Instructions to follow → Copy out the complete listing, word for word.

Stored dataset items →
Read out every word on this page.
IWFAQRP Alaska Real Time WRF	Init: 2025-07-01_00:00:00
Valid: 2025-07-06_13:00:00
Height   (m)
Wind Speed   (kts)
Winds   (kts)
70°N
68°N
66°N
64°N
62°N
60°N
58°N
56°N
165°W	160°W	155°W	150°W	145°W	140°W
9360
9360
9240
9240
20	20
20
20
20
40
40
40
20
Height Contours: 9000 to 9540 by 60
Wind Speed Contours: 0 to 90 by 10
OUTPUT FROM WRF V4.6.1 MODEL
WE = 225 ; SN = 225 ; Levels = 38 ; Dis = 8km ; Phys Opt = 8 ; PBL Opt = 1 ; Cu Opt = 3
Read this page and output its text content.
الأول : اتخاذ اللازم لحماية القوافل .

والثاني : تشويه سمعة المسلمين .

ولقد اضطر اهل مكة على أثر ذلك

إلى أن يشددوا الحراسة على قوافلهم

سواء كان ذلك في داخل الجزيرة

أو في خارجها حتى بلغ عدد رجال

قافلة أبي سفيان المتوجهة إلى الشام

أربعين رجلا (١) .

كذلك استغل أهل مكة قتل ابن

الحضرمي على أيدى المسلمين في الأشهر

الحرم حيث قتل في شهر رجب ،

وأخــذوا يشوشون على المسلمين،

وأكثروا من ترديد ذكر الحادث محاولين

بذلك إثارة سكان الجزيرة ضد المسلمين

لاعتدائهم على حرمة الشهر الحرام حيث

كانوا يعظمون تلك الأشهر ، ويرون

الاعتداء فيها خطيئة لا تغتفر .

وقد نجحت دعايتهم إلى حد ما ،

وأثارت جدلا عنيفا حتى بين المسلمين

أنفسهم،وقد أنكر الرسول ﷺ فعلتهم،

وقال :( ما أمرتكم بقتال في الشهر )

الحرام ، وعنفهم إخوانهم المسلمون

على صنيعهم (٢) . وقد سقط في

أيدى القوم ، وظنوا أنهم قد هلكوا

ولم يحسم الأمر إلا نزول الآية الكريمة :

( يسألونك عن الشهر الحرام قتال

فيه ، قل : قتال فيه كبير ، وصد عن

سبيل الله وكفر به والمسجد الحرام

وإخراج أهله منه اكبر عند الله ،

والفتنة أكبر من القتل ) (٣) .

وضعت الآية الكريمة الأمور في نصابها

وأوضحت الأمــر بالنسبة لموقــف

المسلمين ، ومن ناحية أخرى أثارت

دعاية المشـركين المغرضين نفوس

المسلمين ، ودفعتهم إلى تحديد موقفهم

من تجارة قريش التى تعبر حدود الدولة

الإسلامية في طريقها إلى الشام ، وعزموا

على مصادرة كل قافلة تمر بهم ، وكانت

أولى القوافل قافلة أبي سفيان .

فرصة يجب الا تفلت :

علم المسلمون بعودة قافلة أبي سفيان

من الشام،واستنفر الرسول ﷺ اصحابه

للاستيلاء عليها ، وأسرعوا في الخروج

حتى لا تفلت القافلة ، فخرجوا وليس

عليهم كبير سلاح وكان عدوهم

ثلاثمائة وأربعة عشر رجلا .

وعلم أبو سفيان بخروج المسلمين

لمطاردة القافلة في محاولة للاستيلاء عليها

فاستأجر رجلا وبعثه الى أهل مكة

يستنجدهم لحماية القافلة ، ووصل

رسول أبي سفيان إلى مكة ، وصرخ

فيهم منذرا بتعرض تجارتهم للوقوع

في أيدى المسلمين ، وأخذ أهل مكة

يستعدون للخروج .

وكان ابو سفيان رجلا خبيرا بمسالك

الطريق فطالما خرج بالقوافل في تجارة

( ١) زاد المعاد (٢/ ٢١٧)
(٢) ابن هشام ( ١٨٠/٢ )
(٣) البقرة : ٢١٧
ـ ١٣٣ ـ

In response →
Read out every word on this page.
IWFAQRP Alaska Real Time WRF	Init: 2025-07-01_00:00:00
Valid: 2025-07-06_13:00:00
Height   (m)
Wind Speed   (kts)
Winds   (kts)
70°N
68°N
66°N
64°N
62°N
60°N
58°N
56°N
165°W	160°W	155°W	150°W	145°W	140°W
9360
9360
9240
9240
20	20
20
20
20
40
40
40
20
Height Contours: 9000 to 9540 by 60
Wind Speed Contours: 0 to 90 by 10
OUTPUT FROM WRF V4.6.1 MODEL
WE = 225 ; SN = 225 ; Levels = 38 ; Dis = 8km ; Phys Opt = 8 ; PBL Opt = 1 ; Cu Opt = 3
Read this page and output its text content.
الأول : اتخاذ اللازم لحماية القوافل .

والثاني : تشويه سمعة المسلمين .

ولقد اضطر اهل مكة على أثر ذلك

إلى أن يشددوا الحراسة على قوافلهم

سواء كان ذلك في داخل الجزيرة

أو في خارجها حتى بلغ عدد رجال

قافلة أبي سفيان المتوجهة إلى الشام

أربعين رجلا (١) .

كذلك استغل أهل مكة قتل ابن

الحضرمي على أيدى المسلمين في الأشهر

الحرم حيث قتل في شهر رجب ،

وأخــذوا يشوشون على المسلمين،

وأكثروا من ترديد ذكر الحادث محاولين

بذلك إثارة سكان الجزيرة ضد المسلمين

لاعتدائهم على حرمة الشهر الحرام حيث

كانوا يعظمون تلك الأشهر ، ويرون

الاعتداء فيها خطيئة لا تغتفر .

وقد نجحت دعايتهم إلى حد ما ،

وأثارت جدلا عنيفا حتى بين المسلمين

أنفسهم،وقد أنكر الرسول ﷺ فعلتهم،

وقال :( ما أمرتكم بقتال في الشهر )

الحرام ، وعنفهم إخوانهم المسلمون

على صنيعهم (٢) . وقد سقط في

أيدى القوم ، وظنوا أنهم قد هلكوا

ولم يحسم الأمر إلا نزول الآية الكريمة :

( يسألونك عن الشهر الحرام قتال

فيه ، قل : قتال فيه كبير ، وصد عن

سبيل الله وكفر به والمسجد الحرام

وإخراج أهله منه اكبر عند الله ،

والفتنة أكبر من القتل ) (٣) .

وضعت الآية الكريمة الأمور في نصابها

وأوضحت الأمــر بالنسبة لموقــف

المسلمين ، ومن ناحية أخرى أثارت

دعاية المشـركين المغرضين نفوس

المسلمين ، ودفعتهم إلى تحديد موقفهم

من تجارة قريش التى تعبر حدود الدولة

الإسلامية في طريقها إلى الشام ، وعزموا

على مصادرة كل قافلة تمر بهم ، وكانت

أولى القوافل قافلة أبي سفيان .

فرصة يجب الا تفلت :

علم المسلمون بعودة قافلة أبي سفيان

من الشام،واستنفر الرسول ﷺ اصحابه

للاستيلاء عليها ، وأسرعوا في الخروج

حتى لا تفلت القافلة ، فخرجوا وليس

عليهم كبير سلاح وكان عدوهم

ثلاثمائة وأربعة عشر رجلا .

وعلم أبو سفيان بخروج المسلمين

لمطاردة القافلة في محاولة للاستيلاء عليها

فاستأجر رجلا وبعثه الى أهل مكة

يستنجدهم لحماية القافلة ، ووصل

رسول أبي سفيان إلى مكة ، وصرخ

فيهم منذرا بتعرض تجارتهم للوقوع

في أيدى المسلمين ، وأخذ أهل مكة

يستعدون للخروج .

وكان ابو سفيان رجلا خبيرا بمسالك

الطريق فطالما خرج بالقوافل في تجارة

( ١) زاد المعاد (٢/ ٢١٧)
(٢) ابن هشام ( ١٨٠/٢ )
(٣) البقرة : ٢١٧
ـ ١٣٣ ـ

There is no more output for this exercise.